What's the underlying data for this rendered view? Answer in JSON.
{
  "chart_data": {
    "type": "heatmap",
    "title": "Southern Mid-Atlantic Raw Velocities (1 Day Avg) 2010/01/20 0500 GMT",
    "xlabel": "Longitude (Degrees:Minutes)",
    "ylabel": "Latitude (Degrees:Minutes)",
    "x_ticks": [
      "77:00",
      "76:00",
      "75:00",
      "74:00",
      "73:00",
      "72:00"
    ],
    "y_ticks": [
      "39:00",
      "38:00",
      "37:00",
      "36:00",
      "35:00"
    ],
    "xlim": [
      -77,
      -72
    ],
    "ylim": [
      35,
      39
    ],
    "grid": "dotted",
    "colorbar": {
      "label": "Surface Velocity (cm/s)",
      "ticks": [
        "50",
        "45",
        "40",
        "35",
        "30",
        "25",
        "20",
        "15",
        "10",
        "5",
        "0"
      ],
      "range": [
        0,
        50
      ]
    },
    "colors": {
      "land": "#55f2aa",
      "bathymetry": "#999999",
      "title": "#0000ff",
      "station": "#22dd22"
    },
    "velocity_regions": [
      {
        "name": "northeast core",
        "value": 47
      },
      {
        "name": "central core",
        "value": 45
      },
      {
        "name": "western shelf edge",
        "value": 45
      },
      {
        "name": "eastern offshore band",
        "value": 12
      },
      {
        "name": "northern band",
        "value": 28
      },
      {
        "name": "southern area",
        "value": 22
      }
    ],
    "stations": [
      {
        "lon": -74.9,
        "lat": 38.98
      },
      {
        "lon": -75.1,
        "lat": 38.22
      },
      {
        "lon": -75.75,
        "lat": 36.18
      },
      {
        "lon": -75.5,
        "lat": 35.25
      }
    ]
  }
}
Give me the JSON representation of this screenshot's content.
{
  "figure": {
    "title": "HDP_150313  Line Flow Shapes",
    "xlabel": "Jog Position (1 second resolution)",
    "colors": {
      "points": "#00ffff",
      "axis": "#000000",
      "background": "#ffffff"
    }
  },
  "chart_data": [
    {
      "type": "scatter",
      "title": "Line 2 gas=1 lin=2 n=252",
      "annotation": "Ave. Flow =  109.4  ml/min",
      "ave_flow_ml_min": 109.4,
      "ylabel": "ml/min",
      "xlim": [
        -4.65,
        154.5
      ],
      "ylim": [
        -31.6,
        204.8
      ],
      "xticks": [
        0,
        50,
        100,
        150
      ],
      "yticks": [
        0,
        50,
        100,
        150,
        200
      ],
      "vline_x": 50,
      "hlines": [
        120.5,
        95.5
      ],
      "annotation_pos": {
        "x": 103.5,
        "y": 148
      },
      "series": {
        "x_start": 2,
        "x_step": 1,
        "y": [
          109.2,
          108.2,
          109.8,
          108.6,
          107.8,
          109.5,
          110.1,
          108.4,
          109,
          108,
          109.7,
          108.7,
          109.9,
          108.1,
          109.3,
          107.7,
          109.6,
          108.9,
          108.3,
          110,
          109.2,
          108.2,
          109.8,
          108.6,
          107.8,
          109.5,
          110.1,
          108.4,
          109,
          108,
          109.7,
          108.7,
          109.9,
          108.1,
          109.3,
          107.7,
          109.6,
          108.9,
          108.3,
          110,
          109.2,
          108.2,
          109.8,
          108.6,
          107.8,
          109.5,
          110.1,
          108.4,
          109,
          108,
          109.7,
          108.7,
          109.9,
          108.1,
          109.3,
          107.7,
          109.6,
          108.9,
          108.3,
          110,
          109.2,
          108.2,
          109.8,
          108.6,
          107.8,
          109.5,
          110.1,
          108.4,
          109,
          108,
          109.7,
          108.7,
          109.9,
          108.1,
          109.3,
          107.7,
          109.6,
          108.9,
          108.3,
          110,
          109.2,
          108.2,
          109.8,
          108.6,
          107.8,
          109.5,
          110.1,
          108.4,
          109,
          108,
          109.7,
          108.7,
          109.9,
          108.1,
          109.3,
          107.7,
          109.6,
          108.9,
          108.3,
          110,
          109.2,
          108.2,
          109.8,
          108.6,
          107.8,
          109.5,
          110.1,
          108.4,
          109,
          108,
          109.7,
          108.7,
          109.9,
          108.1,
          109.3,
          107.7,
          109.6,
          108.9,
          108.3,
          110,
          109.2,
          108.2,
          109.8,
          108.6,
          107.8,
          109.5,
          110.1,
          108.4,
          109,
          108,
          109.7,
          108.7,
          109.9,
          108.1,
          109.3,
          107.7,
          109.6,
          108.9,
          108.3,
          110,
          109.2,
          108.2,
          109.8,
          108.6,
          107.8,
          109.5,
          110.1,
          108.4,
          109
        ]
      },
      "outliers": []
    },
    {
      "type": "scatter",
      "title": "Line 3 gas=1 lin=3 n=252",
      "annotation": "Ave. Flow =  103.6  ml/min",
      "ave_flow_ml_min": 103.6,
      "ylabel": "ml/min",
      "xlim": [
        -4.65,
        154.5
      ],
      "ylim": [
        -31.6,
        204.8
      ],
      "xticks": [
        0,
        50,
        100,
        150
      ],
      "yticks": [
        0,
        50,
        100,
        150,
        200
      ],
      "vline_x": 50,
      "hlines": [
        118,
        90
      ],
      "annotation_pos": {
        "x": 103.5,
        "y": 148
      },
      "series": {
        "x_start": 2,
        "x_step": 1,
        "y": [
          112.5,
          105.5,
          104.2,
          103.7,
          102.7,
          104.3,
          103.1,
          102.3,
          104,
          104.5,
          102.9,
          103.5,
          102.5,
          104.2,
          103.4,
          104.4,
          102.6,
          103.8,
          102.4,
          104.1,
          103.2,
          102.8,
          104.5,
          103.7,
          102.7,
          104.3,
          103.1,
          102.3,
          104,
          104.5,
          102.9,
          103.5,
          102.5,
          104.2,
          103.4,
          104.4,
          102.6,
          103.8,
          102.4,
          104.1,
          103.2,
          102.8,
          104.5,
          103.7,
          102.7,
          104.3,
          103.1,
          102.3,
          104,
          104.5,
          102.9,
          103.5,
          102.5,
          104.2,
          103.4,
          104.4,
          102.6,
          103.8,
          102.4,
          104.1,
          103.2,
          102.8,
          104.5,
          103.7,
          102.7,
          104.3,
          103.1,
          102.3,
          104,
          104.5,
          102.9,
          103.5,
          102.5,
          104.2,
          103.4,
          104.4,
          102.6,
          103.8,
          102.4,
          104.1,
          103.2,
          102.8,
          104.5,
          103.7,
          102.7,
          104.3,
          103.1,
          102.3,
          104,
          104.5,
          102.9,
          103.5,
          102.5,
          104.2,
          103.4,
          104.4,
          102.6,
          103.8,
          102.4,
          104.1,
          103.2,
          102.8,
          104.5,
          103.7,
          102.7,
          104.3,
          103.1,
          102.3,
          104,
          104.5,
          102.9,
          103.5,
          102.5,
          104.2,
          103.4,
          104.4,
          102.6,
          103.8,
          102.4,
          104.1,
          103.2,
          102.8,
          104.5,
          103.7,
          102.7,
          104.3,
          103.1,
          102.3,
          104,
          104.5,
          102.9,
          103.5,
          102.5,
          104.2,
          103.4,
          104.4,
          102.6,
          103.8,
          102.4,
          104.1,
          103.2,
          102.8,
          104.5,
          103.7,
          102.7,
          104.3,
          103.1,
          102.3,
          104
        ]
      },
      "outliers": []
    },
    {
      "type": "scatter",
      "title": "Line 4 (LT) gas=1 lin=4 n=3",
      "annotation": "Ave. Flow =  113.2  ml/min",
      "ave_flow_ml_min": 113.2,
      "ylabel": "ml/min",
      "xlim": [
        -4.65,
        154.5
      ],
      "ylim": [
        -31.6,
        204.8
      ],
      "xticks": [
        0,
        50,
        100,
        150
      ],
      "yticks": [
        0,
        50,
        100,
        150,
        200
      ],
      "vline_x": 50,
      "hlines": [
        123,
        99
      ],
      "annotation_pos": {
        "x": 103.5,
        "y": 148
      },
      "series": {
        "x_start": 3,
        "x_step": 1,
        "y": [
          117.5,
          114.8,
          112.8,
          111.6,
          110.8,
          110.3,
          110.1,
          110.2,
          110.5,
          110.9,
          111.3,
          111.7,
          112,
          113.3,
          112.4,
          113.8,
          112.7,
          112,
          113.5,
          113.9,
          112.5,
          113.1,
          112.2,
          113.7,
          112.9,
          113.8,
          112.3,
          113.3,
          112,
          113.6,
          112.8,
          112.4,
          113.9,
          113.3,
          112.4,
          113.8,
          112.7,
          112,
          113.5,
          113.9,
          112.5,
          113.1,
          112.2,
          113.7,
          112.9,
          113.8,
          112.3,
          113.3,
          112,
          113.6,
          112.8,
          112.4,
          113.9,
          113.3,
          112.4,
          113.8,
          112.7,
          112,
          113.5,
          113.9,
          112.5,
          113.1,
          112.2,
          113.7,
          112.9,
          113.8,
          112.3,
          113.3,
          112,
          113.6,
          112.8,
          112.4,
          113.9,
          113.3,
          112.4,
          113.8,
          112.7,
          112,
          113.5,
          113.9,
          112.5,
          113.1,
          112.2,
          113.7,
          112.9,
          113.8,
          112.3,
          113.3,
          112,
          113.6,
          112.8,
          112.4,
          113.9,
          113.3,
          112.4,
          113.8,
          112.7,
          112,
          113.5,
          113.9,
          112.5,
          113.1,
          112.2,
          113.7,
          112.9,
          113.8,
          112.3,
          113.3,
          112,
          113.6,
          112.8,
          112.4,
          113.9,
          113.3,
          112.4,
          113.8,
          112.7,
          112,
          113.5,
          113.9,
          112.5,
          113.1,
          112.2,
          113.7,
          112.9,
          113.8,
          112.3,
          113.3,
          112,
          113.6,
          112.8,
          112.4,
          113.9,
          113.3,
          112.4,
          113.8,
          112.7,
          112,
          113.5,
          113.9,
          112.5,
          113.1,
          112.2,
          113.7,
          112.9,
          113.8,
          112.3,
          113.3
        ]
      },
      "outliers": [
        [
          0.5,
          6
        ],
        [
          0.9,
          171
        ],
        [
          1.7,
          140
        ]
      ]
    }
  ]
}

—————

Work to do:
Count the lines that hold the string "title" and state that number alone.

Exercise answer:
6